*Problem to solve:*
Look through the data below and return each line where "JSON" appears.

*Material provided:*
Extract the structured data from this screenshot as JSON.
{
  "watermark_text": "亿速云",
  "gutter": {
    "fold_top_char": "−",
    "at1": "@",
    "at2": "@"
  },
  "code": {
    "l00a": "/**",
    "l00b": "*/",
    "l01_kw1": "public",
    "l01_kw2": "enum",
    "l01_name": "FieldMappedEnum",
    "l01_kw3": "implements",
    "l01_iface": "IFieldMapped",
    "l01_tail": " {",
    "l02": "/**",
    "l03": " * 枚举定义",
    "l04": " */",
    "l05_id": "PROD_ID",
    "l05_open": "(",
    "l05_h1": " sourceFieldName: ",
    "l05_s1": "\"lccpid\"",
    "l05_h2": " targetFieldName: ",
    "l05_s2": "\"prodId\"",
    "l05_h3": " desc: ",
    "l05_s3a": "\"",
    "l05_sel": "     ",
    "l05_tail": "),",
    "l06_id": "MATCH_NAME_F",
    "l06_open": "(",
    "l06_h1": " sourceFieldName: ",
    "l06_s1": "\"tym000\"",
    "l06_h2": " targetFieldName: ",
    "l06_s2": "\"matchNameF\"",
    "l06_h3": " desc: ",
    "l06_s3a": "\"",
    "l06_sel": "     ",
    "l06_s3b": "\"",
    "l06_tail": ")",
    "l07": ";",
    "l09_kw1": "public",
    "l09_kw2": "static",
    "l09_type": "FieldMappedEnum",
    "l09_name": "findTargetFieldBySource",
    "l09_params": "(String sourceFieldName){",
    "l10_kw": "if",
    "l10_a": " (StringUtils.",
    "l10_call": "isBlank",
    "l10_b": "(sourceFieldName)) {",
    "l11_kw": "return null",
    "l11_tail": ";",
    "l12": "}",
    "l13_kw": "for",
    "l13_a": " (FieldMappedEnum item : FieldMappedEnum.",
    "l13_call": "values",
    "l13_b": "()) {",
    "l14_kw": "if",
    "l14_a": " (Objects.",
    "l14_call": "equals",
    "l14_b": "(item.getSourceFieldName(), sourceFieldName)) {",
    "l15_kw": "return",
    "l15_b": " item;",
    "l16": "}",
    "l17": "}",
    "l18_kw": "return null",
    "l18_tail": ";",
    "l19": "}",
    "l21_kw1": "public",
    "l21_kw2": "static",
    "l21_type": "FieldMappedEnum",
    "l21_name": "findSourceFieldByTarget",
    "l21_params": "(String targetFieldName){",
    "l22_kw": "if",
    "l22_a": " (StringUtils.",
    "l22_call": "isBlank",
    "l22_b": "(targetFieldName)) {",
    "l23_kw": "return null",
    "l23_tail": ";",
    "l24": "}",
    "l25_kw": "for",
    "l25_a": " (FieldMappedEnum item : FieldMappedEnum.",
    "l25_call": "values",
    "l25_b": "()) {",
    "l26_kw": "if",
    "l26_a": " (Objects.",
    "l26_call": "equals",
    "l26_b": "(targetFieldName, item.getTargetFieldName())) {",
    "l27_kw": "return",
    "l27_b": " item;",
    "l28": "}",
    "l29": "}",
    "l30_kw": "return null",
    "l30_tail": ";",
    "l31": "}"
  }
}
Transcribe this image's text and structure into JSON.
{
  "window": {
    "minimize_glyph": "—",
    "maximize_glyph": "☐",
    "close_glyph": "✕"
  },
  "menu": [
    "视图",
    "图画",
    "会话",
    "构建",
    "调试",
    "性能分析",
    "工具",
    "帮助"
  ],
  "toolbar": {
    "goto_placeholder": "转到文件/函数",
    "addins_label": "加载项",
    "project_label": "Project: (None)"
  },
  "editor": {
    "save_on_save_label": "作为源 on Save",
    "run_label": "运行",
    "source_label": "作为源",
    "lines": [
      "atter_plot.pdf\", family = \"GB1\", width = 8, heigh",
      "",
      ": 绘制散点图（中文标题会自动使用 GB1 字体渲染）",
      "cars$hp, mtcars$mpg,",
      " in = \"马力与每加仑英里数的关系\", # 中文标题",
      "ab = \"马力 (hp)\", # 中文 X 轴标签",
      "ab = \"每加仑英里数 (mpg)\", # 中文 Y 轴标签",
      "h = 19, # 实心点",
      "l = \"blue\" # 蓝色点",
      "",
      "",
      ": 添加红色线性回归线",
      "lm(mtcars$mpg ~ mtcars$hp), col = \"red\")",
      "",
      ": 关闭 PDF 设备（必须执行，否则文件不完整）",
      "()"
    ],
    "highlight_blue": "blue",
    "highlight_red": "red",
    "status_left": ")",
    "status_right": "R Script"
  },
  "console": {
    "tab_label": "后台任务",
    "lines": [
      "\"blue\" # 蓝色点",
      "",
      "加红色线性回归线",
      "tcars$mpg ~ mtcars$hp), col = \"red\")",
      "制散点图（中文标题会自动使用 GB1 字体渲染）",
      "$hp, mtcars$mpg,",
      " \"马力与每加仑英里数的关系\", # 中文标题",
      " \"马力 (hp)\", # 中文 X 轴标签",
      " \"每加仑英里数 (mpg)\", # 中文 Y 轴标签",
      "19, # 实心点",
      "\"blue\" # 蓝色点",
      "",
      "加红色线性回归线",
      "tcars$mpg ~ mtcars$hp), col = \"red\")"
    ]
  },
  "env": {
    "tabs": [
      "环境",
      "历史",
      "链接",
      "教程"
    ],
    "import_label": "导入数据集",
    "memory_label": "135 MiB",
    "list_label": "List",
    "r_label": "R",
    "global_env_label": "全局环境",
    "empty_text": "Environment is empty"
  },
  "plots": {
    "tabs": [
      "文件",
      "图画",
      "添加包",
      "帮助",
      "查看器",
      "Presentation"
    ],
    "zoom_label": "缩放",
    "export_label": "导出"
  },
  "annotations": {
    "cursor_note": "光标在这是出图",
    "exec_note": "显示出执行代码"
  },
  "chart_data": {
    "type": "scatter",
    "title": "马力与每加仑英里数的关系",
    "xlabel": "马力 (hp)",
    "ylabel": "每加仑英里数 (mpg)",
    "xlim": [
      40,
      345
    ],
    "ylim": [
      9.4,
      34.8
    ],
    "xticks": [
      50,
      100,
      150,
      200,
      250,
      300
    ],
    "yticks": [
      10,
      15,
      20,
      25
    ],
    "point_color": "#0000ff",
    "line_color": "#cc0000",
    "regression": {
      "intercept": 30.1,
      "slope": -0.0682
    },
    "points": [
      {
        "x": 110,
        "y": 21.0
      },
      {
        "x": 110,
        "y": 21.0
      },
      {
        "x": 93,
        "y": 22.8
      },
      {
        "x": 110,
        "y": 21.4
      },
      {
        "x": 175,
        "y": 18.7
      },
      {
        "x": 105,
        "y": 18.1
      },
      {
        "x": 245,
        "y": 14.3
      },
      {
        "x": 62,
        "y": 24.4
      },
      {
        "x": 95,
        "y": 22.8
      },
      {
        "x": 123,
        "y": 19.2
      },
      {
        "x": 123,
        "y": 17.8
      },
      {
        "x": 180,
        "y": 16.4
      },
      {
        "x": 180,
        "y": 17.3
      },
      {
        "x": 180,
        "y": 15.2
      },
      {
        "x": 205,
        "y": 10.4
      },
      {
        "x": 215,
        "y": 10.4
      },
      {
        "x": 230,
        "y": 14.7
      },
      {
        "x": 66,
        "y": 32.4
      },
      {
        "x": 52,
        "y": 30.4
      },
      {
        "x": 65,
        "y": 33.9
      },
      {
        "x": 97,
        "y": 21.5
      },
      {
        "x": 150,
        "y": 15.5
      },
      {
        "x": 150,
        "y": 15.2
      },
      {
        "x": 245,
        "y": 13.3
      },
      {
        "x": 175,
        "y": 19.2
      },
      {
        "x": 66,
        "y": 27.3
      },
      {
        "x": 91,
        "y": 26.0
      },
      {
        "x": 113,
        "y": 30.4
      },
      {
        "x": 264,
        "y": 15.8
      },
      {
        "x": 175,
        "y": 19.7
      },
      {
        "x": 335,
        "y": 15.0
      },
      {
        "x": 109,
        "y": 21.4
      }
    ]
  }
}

*Finished exercise:*
Extract the structured data from this screenshot as JSON.
Transcribe this image's text and structure into JSON.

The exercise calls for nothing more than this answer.